[Saved entries]
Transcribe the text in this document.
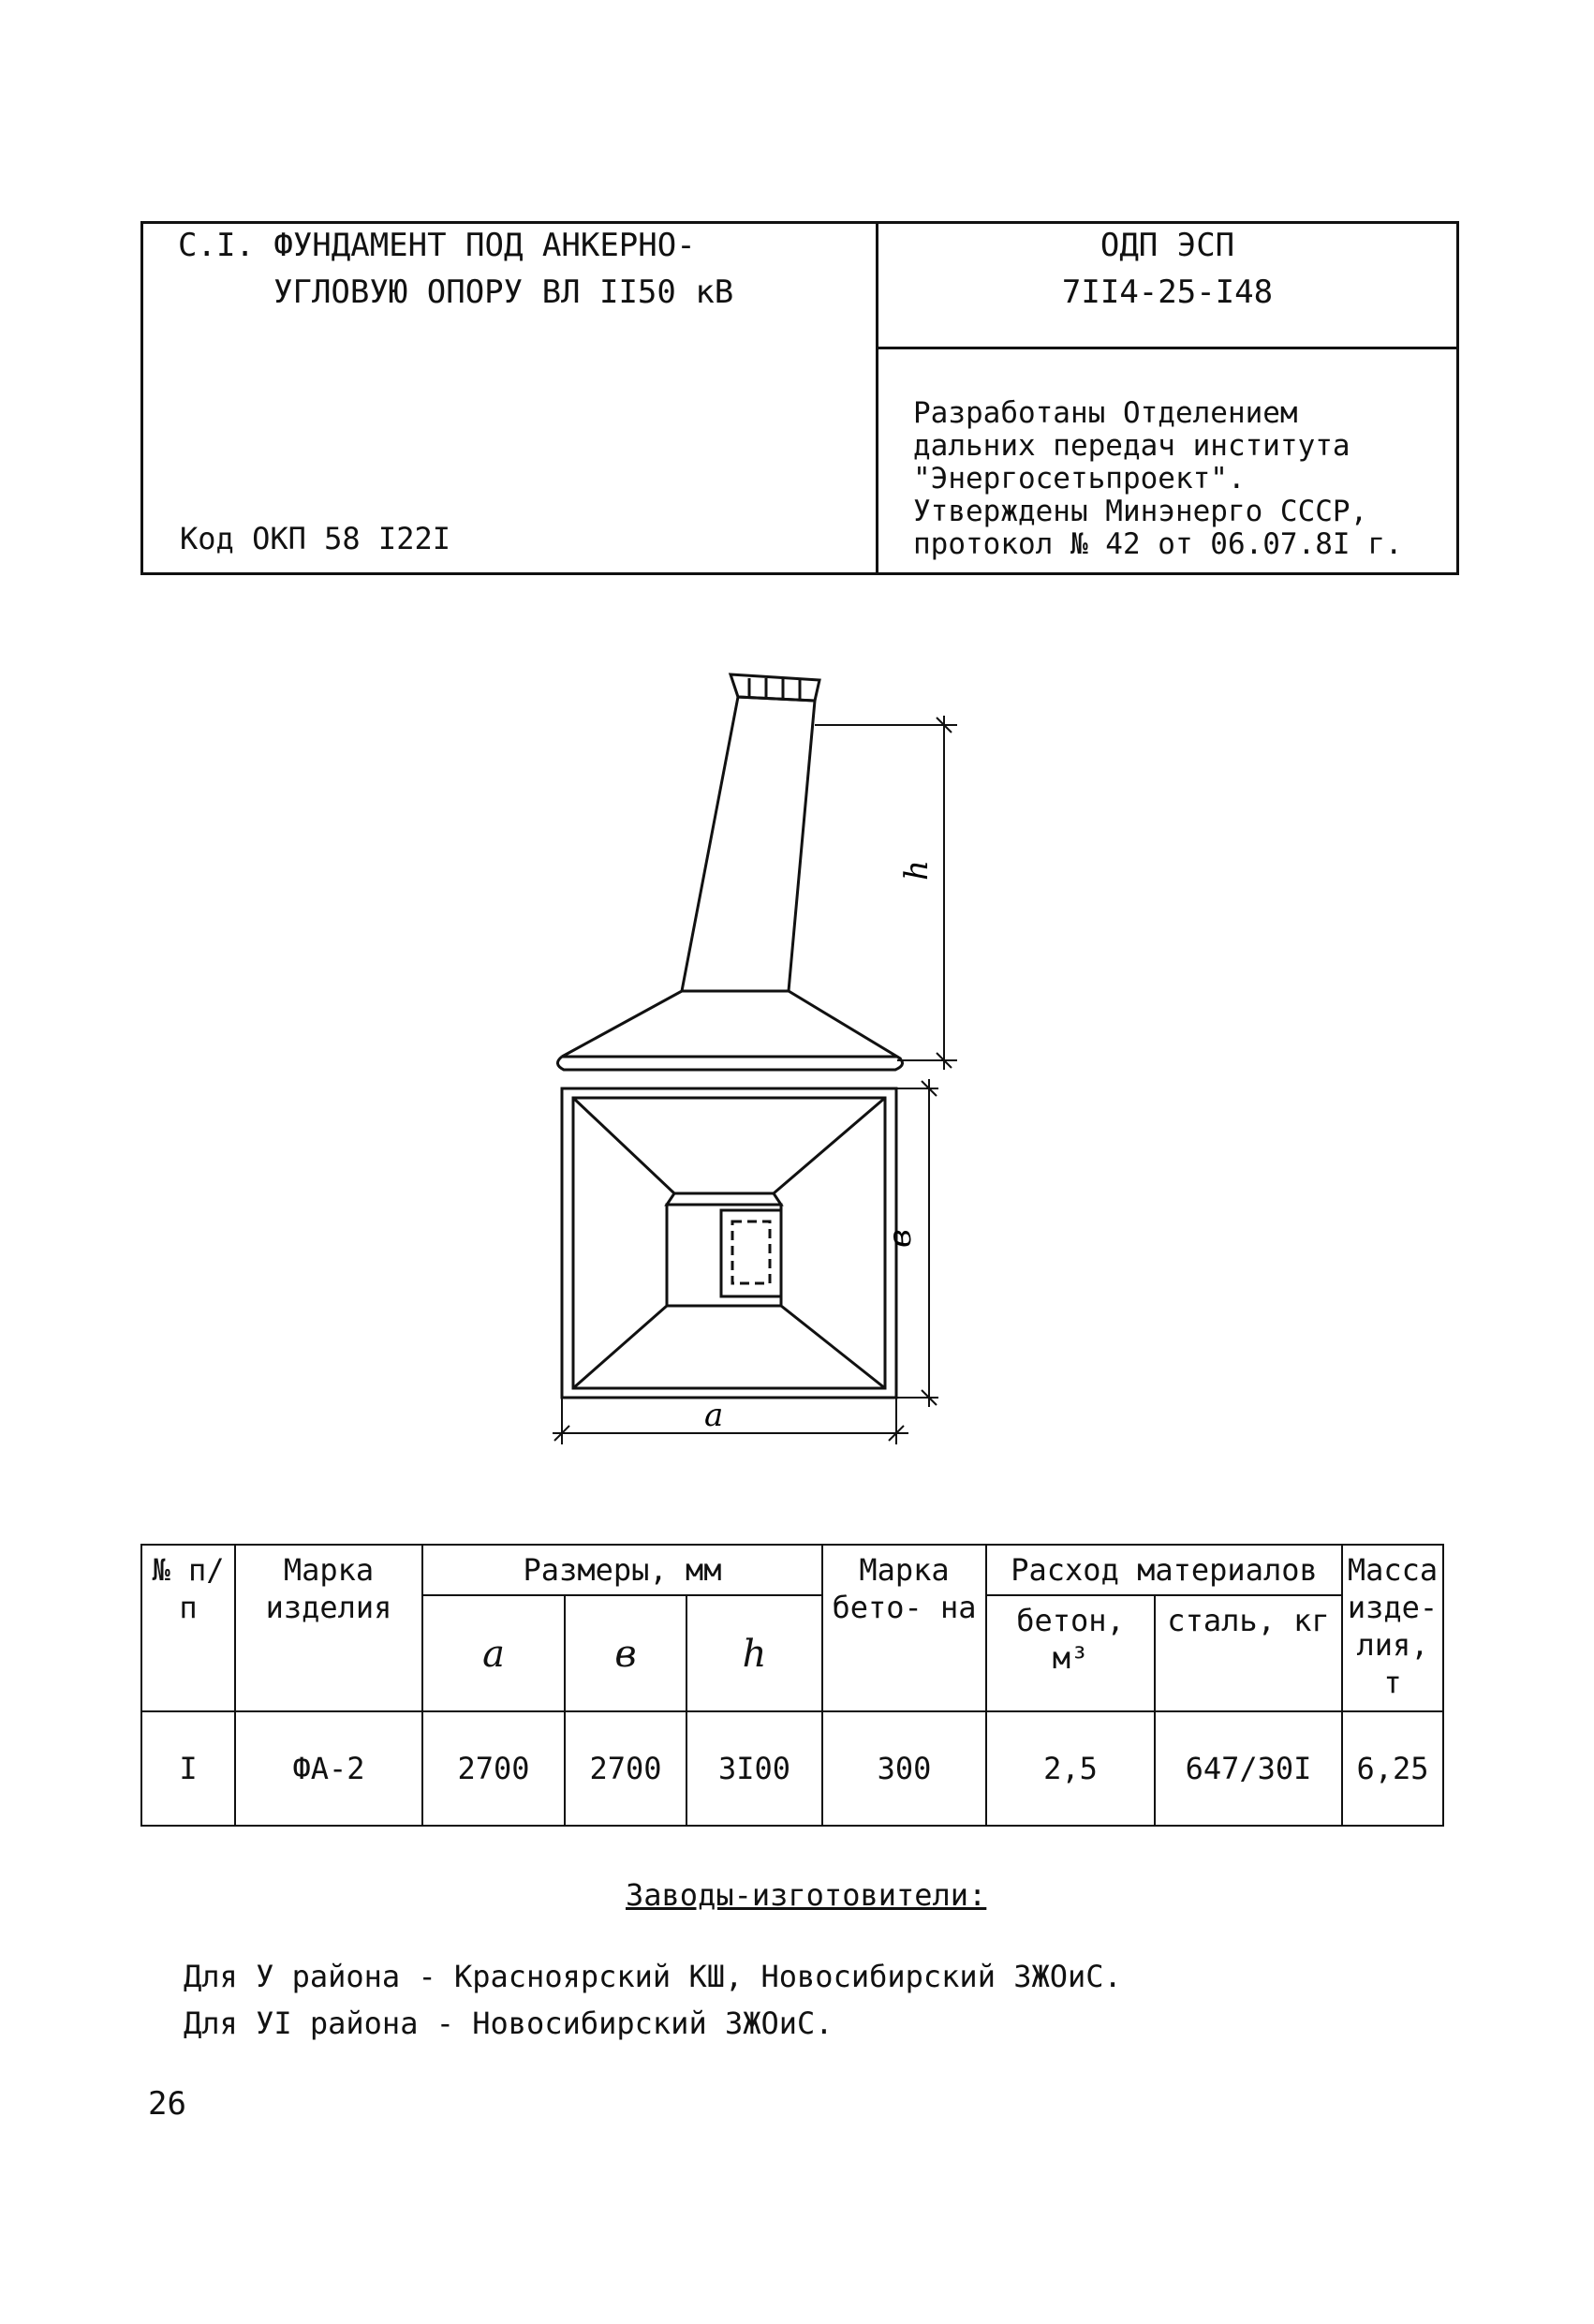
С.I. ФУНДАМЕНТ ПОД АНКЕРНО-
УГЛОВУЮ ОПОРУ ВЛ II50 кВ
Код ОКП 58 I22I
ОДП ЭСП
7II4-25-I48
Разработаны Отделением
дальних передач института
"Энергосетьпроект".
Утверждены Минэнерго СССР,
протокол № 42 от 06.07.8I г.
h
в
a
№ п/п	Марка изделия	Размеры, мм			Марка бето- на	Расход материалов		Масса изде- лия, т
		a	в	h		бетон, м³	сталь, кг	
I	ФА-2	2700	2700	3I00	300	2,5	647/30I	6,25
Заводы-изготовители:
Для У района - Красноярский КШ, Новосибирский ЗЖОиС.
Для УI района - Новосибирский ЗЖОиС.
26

● **Written exercise**:
Exclude the images and reproduce the remaining data exactly.

● **Solution to this exercise**:
Transcribe the text in this document.
С.I. ФУНДАМЕНТ ПОД АНКЕРНО-
УГЛОВУЮ ОПОРУ ВЛ II50 кВ
Код ОКП 58 I22I
ОДП ЭСП
7II4-25-I48
Разработаны Отделением
дальних передач института
"Энергосетьпроект".
Утверждены Минэнерго СССР,
протокол № 42 от 06.07.8I г.
h
в
a
№ п/п	Марка изделия	Размеры, мм			Марка бето- на	Расход материалов		Масса изде- лия, т
		a	в	h		бетон, м³	сталь, кг	
I	ФА-2	2700	2700	3I00	300	2,5	647/30I	6,25
Заводы-изготовители:
Для У района - Красноярский КШ, Новосибирский ЗЖОиС.
Для УI района - Новосибирский ЗЖОиС.
26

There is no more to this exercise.